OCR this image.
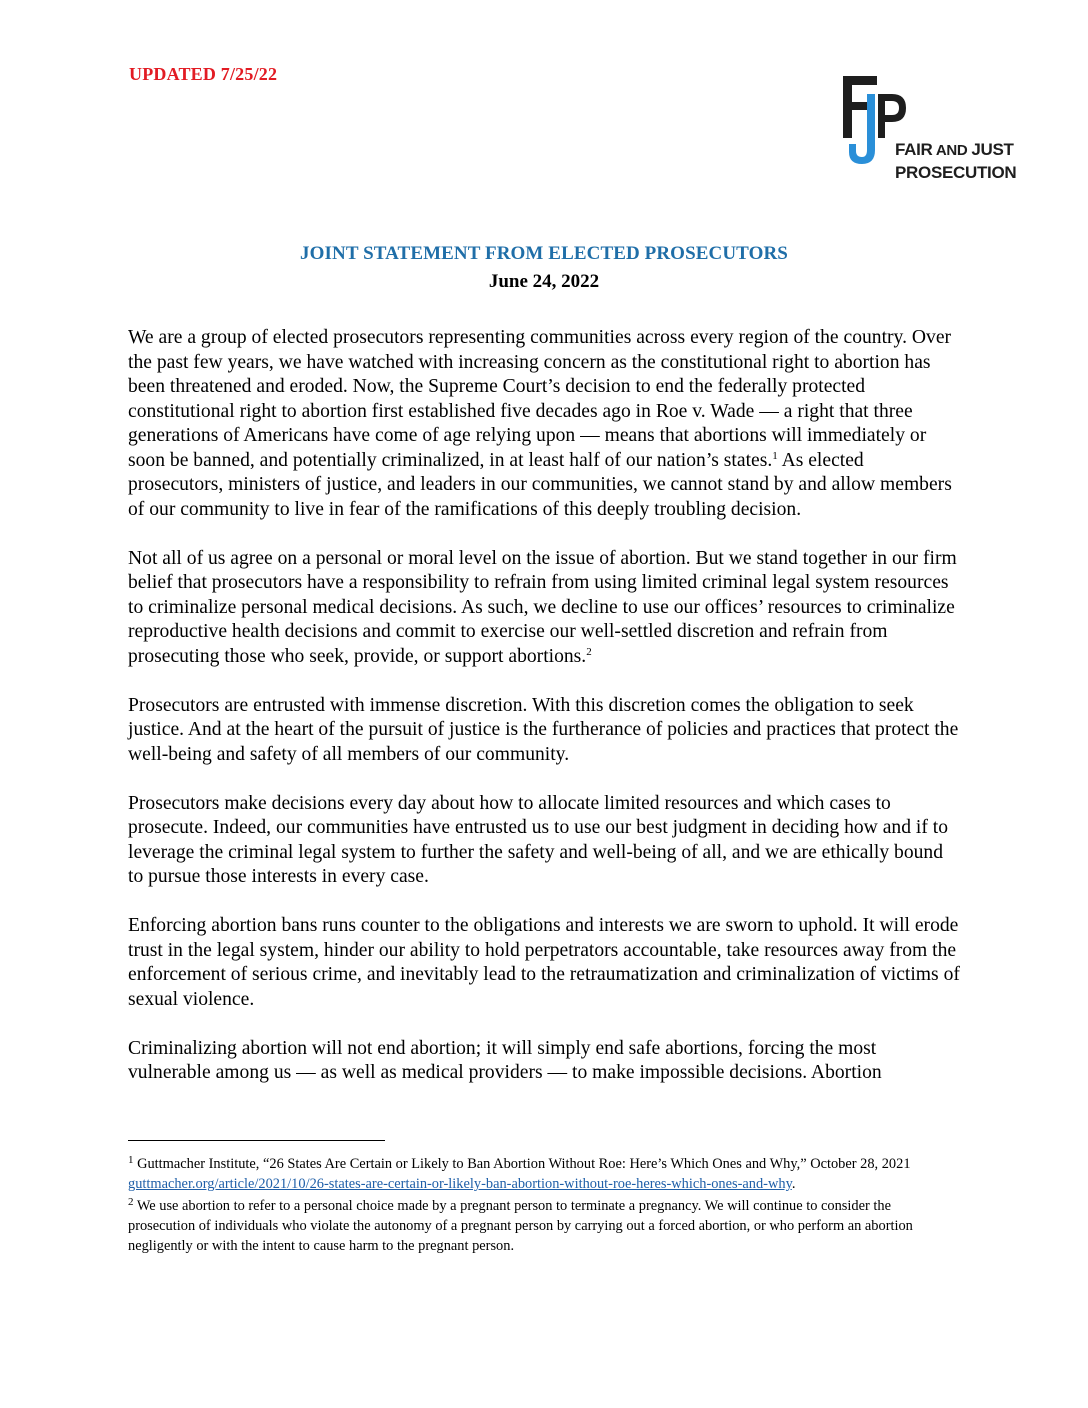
UPDATED 7/25/22
FAIR AND JUST
PROSECUTION
JOINT STATEMENT FROM ELECTED PROSECUTORS
June 24, 2022

We are a group of elected prosecutors representing communities across every region of the country. Over the past few years, we have watched with increasing concern as the constitutional right to abortion has been threatened and eroded. Now, the Supreme Court’s decision to end the federally protected constitutional right to abortion first established five decades ago in Roe v. Wade — a right that three generations of Americans have come of age relying upon — means that abortions will immediately or soon be banned, and potentially criminalized, in at least half of our nation’s states.$^1$ As elected prosecutors, ministers of justice, and leaders in our communities, we cannot stand by and allow members of our community to live in fear of the ramifications of this deeply troubling decision.

Not all of us agree on a personal or moral level on the issue of abortion. But we stand together in our firm belief that prosecutors have a responsibility to refrain from using limited criminal legal system resources to criminalize personal medical decisions. As such, we decline to use our offices’ resources to criminalize reproductive health decisions and commit to exercise our well-settled discretion and refrain from prosecuting those who seek, provide, or support abortions.$^2$

Prosecutors are entrusted with immense discretion. With this discretion comes the obligation to seek justice. And at the heart of the pursuit of justice is the furtherance of policies and practices that protect the well-being and safety of all members of our community.

Prosecutors make decisions every day about how to allocate limited resources and which cases to prosecute. Indeed, our communities have entrusted us to use our best judgment in deciding how and if to leverage the criminal legal system to further the safety and well-being of all, and we are ethically bound to pursue those interests in every case.

Enforcing abortion bans runs counter to the obligations and interests we are sworn to uphold. It will erode trust in the legal system, hinder our ability to hold perpetrators accountable, take resources away from the enforcement of serious crime, and inevitably lead to the retraumatization and criminalization of victims of sexual violence.

Criminalizing abortion will not end abortion; it will simply end safe abortions, forcing the most vulnerable among us — as well as medical providers — to make impossible decisions. Abortion

$^1$ Guttmacher Institute, “26 States Are Certain or Likely to Ban Abortion Without Roe: Here’s Which Ones and Why,” October 28, 2021 guttmacher.org/article/2021/10/26-states-are-certain-or-likely-ban-abortion-without-roe-heres-which-ones-and-why.

$^2$ We use abortion to refer to a personal choice made by a pregnant person to terminate a pregnancy. We will continue to consider the prosecution of individuals who violate the autonomy of a pregnant person by carrying out a forced abortion, or who perform an abortion negligently or with the intent to cause harm to the pregnant person.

§ **Task requirements**
Go through the material above and print all of it exactly, except the pictures.

§ **Task result**
OCR this image.
UPDATED 7/25/22
FAIR AND JUST
PROSECUTION
JOINT STATEMENT FROM ELECTED PROSECUTORS
June 24, 2022

We are a group of elected prosecutors representing communities across every region of the country. Over the past few years, we have watched with increasing concern as the constitutional right to abortion has been threatened and eroded. Now, the Supreme Court’s decision to end the federally protected constitutional right to abortion first established five decades ago in Roe v. Wade — a right that three generations of Americans have come of age relying upon — means that abortions will immediately or soon be banned, and potentially criminalized, in at least half of our nation’s states.$^1$ As elected prosecutors, ministers of justice, and leaders in our communities, we cannot stand by and allow members of our community to live in fear of the ramifications of this deeply troubling decision.

Not all of us agree on a personal or moral level on the issue of abortion. But we stand together in our firm belief that prosecutors have a responsibility to refrain from using limited criminal legal system resources to criminalize personal medical decisions. As such, we decline to use our offices’ resources to criminalize reproductive health decisions and commit to exercise our well-settled discretion and refrain from prosecuting those who seek, provide, or support abortions.$^2$

Prosecutors are entrusted with immense discretion. With this discretion comes the obligation to seek justice. And at the heart of the pursuit of justice is the furtherance of policies and practices that protect the well-being and safety of all members of our community.

Prosecutors make decisions every day about how to allocate limited resources and which cases to prosecute. Indeed, our communities have entrusted us to use our best judgment in deciding how and if to leverage the criminal legal system to further the safety and well-being of all, and we are ethically bound to pursue those interests in every case.

Enforcing abortion bans runs counter to the obligations and interests we are sworn to uphold. It will erode trust in the legal system, hinder our ability to hold perpetrators accountable, take resources away from the enforcement of serious crime, and inevitably lead to the retraumatization and criminalization of victims of sexual violence.

Criminalizing abortion will not end abortion; it will simply end safe abortions, forcing the most vulnerable among us — as well as medical providers — to make impossible decisions. Abortion

$^1$ Guttmacher Institute, “26 States Are Certain or Likely to Ban Abortion Without Roe: Here’s Which Ones and Why,” October 28, 2021 guttmacher.org/article/2021/10/26-states-are-certain-or-likely-ban-abortion-without-roe-heres-which-ones-and-why.

$^2$ We use abortion to refer to a personal choice made by a pregnant person to terminate a pregnancy. We will continue to consider the prosecution of individuals who violate the autonomy of a pregnant person by carrying out a forced abortion, or who perform an abortion negligently or with the intent to cause harm to the pregnant person.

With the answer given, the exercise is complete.